■ Data records ■
•••••

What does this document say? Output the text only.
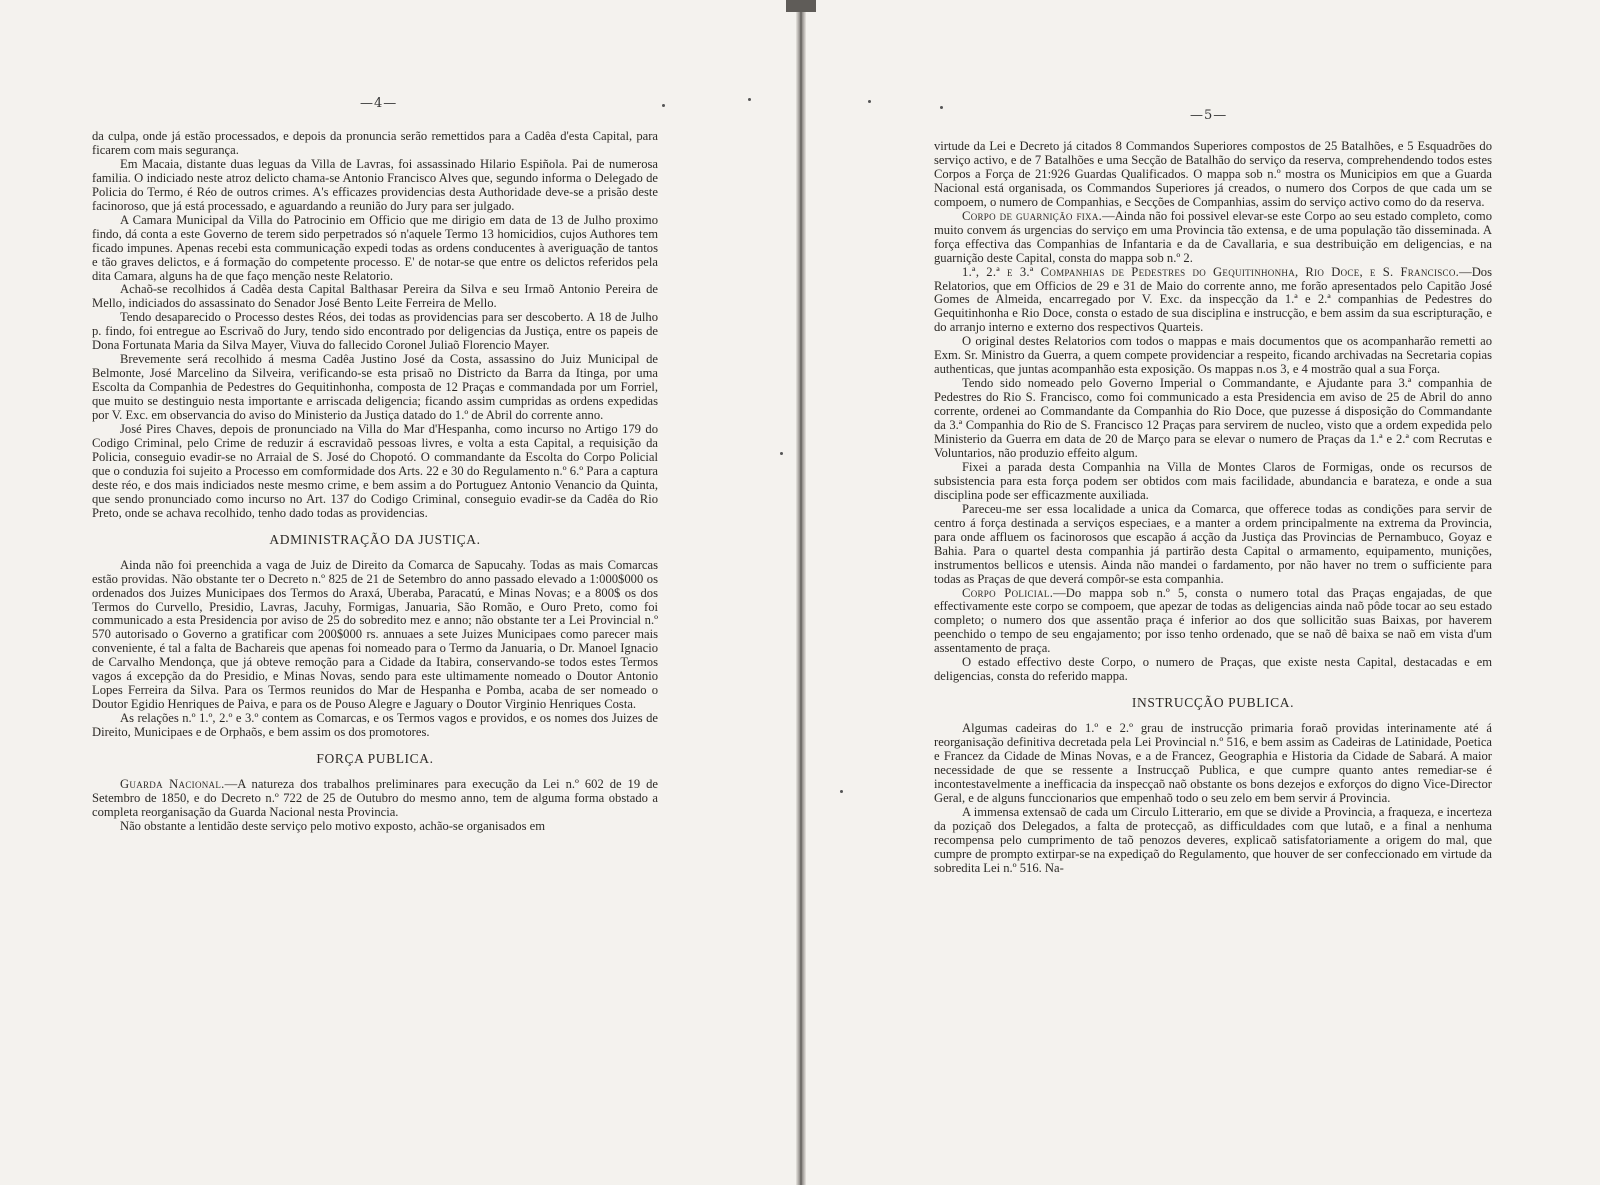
—4—

da culpa, onde já estão processados, e depois da pronuncia serão remettidos para a Cadêa d'esta Capital, para ficarem com mais segurança.

Em Macaia, distante duas leguas da Villa de Lavras, foi assassinado Hilario Espiñola. Pai de numerosa familia. O indiciado neste atroz delicto chama-se Antonio Francisco Alves que, segundo informa o Delegado de Policia do Termo, é Réo de outros crimes. A's efficazes providencias desta Authoridade deve-se a prisão deste facinoroso, que já está processado, e aguardando a reunião do Jury para ser julgado.

A Camara Municipal da Villa do Patrocinio em Officio que me dirigio em data de 13 de Julho proximo findo, dá conta a este Governo de terem sido perpetrados só n'aquele Termo 13 homicidios, cujos Authores tem ficado impunes. Apenas recebi esta communicação expedi todas as ordens conducentes à averiguação de tantos e tão graves delictos, e á formação do competente processo. E' de notar-se que entre os delictos referidos pela dita Camara, alguns ha de que faço menção neste Relatorio.

Achaõ-se recolhidos á Cadêa desta Capital Balthasar Pereira da Silva e seu Irmaõ Antonio Pereira de Mello, indiciados do assassinato do Senador José Bento Leite Ferreira de Mello.

Tendo desaparecido o Processo destes Réos, dei todas as providencias para ser descoberto. A 18 de Julho p. findo, foi entregue ao Escrivaõ do Jury, tendo sido encontrado por deligencias da Justiça, entre os papeis de Dona Fortunata Maria da Silva Mayer, Viuva do fallecido Coronel Juliaõ Florencio Mayer.

Brevemente será recolhido á mesma Cadêa Justino José da Costa, assassino do Juiz Municipal de Belmonte, José Marcelino da Silveira, verificando-se esta prisaõ no Districto da Barra da Itinga, por uma Escolta da Companhia de Pedestres do Gequitinhonha, composta de 12 Praças e commandada por um Forriel, que muito se destinguio nesta importante e arriscada deligencia; ficando assim cumpridas as ordens expedidas por V. Exc. em observancia do aviso do Ministerio da Justiça datado do 1.º de Abril do corrente anno.

José Pires Chaves, depois de pronunciado na Villa do Mar d'Hespanha, como incurso no Artigo 179 do Codigo Criminal, pelo Crime de reduzir á escravidaõ pessoas livres, e volta a esta Capital, a requisição da Policia, conseguio evadir-se no Arraial de S. José do Chopotó. O commandante da Escolta do Corpo Policial que o conduzia foi sujeito a Processo em comformidade dos Arts. 22 e 30 do Regulamento n.º 6.º Para a captura deste réo, e dos mais indiciados neste mesmo crime, e bem assim a do Portuguez Antonio Venancio da Quinta, que sendo pronunciado como incurso no Art. 137 do Codigo Criminal, conseguio evadir-se da Cadêa do Rio Preto, onde se achava recolhido, tenho dado todas as providencias.

ADMINISTRAÇÃO DA JUSTIÇA.

Ainda não foi preenchida a vaga de Juiz de Direito da Comarca de Sapucahy. Todas as mais Comarcas estão providas. Não obstante ter o Decreto n.º 825 de 21 de Setembro do anno passado elevado a 1:000$000 os ordenados dos Juizes Municipaes dos Termos do Araxá, Uberaba, Paracatú, e Minas Novas; e a 800$ os dos Termos do Curvello, Presidio, Lavras, Jacuhy, Formigas, Januaria, São Romão, e Ouro Preto, como foi communicado a esta Presidencia por aviso de 25 do sobredito mez e anno; não obstante ter a Lei Provincial n.º 570 autorisado o Governo a gratificar com 200$000 rs. annuaes a sete Juizes Municipaes como parecer mais conveniente, é tal a falta de Bachareis que apenas foi nomeado para o Termo da Januaria, o Dr. Manoel Ignacio de Carvalho Mendonça, que já obteve remoção para a Cidade da Itabira, conservando-se todos estes Termos vagos á excepção da do Presidio, e Minas Novas, sendo para este ultimamente nomeado o Doutor Antonio Lopes Ferreira da Silva. Para os Termos reunidos do Mar de Hespanha e Pomba, acaba de ser nomeado o Doutor Egidio Henriques de Paiva, e para os de Pouso Alegre e Jaguary o Doutor Virginio Henriques Costa.

As relações n.º 1.º, 2.º e 3.º contem as Comarcas, e os Termos vagos e providos, e os nomes dos Juizes de Direito, Municipaes e de Orphaõs, e bem assim os dos promotores.

FORÇA PUBLICA.

Guarda Nacional.—A natureza dos trabalhos preliminares para execução da Lei n.º 602 de 19 de Setembro de 1850, e do Decreto n.º 722 de 25 de Outubro do mesmo anno, tem de alguma forma obstado a completa reorganisação da Guarda Nacional nesta Provincia.

Não obstante a lentidão deste serviço pelo motivo exposto, achão-se organisados em

—5—

virtude da Lei e Decreto já citados 8 Commandos Superiores compostos de 25 Batalhões, e 5 Esquadrões do serviço activo, e de 7 Batalhões e uma Secção de Batalhão do serviço da reserva, comprehendendo todos estes Corpos a Força de 21:926 Guardas Qualificados. O mappa sob n.º mostra os Municipios em que a Guarda Nacional está organisada, os Commandos Superiores já creados, o numero dos Corpos de que cada um se compoem, o numero de Companhias, e Secções de Companhias, assim do serviço activo como do da reserva.

Corpo de guarnição fixa.—Ainda não foi possivel elevar-se este Corpo ao seu estado completo, como muito convem ás urgencias do serviço em uma Provincia tão extensa, e de uma população tão disseminada. A força effectiva das Companhias de Infantaria e da de Cavallaria, e sua destribuição em deligencias, e na guarnição deste Capital, consta do mappa sob n.º 2.

1.ª, 2.ª e 3.ª Companhias de Pedestres do Gequitinhonha, Rio Doce, e S. Francisco.—Dos Relatorios, que em Officios de 29 e 31 de Maio do corrente anno, me forão apresentados pelo Capitão José Gomes de Almeida, encarregado por V. Exc. da inspecção da 1.ª e 2.ª companhias de Pedestres do Gequitinhonha e Rio Doce, consta o estado de sua disciplina e instrucção, e bem assim da sua escripturação, e do arranjo interno e externo dos respectivos Quarteis.

O original destes Relatorios com todos o mappas e mais documentos que os acompanharão remetti ao Exm. Sr. Ministro da Guerra, a quem compete providenciar a respeito, ficando archivadas na Secretaria copias authenticas, que juntas acompanhão esta exposição. Os mappas n.os 3, e 4 mostrão qual a sua Força.

Tendo sido nomeado pelo Governo Imperial o Commandante, e Ajudante para 3.ª companhia de Pedestres do Rio S. Francisco, como foi communicado a esta Presidencia em aviso de 25 de Abril do anno corrente, ordenei ao Commandante da Companhia do Rio Doce, que puzesse á disposição do Commandante da 3.ª Companhia do Rio de S. Francisco 12 Praças para servirem de nucleo, visto que a ordem expedida pelo Ministerio da Guerra em data de 20 de Março para se elevar o numero de Praças da 1.ª e 2.ª com Recrutas e Voluntarios, não produzio effeito algum.

Fixei a parada desta Companhia na Villa de Montes Claros de Formigas, onde os recursos de subsistencia para esta força podem ser obtidos com mais facilidade, abundancia e barateza, e onde a sua disciplina pode ser efficazmente auxiliada.

Pareceu-me ser essa localidade a unica da Comarca, que offerece todas as condições para servir de centro á força destinada a serviços especiaes, e a manter a ordem principalmente na extrema da Provincia, para onde affluem os facinorosos que escapão á acção da Justiça das Provincias de Pernambuco, Goyaz e Bahia. Para o quartel desta companhia já partirão desta Capital o armamento, equipamento, munições, instrumentos bellicos e utensis. Ainda não mandei o fardamento, por não haver no trem o sufficiente para todas as Praças de que deverá compôr-se esta companhia.

Corpo Policial.—Do mappa sob n.º 5, consta o numero total das Praças engajadas, de que effectivamente este corpo se compoem, que apezar de todas as deligencias ainda naõ pôde tocar ao seu estado completo; o numero dos que assentão praça é inferior ao dos que sollicitão suas Baixas, por haverem peenchido o tempo de seu engajamento; por isso tenho ordenado, que se naõ dê baixa se naõ em vista d'um assentamento de praça.

O estado effectivo deste Corpo, o numero de Praças, que existe nesta Capital, destacadas e em deligencias, consta do referido mappa.

INSTRUCÇÃO PUBLICA.

Algumas cadeiras do 1.º e 2.º grau de instrucção primaria foraõ providas interinamente até á reorganisação definitiva decretada pela Lei Provincial n.º 516, e bem assim as Cadeiras de Latinidade, Poetica e Francez da Cidade de Minas Novas, e a de Francez, Geographia e Historia da Cidade de Sabará. A maior necessidade de que se ressente a Instrucçaõ Publica, e que cumpre quanto antes remediar-se é incontestavelmente a inefficacia da inspecçaõ naõ obstante os bons dezejos e exforços do digno Vice-Director Geral, e de alguns funccionarios que empenhaõ todo o seu zelo em bem servir á Provincia.

A immensa extensaõ de cada um Circulo Litterario, em que se divide a Provincia, a fraqueza, e incerteza da poziçaõ dos Delegados, a falta de protecçaõ, as difficuldades com que lutaõ, e a final a nenhuma recompensa pelo cumprimento de taõ penozos deveres, explicaõ satisfatoriamente a origem do mal, que cumpre de prompto extirpar-se na expediçaõ do Regulamento, que houver de ser confeccionado em virtude da sobredita Lei n.º 516. Na-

•••••

■ Request ■
Which lines hold the word "destes"? Copy all of them.

■ Complete response ■
Tendo desaparecido o Processo destes Réos, dei todas as providencias para ser descoberto. A 18 de Julho p. findo, foi entregue ao Escrivaõ do Jury, tendo sido encontrado por deligencias da Justiça, entre os papeis de Dona Fortunata Maria da Silva Mayer, Viuva do fallecido Coronel Juliaõ Florencio Mayer.
O original destes Relatorios com todos o mappas e mais documentos que os acompanharão remetti ao Exm. Sr. Ministro da Guerra, a quem compete providenciar a respeito, ficando archivadas na Secretaria copias authenticas, que juntas acompanhão esta exposição. Os mappas n.os 3, e 4 mostrão qual a sua Força.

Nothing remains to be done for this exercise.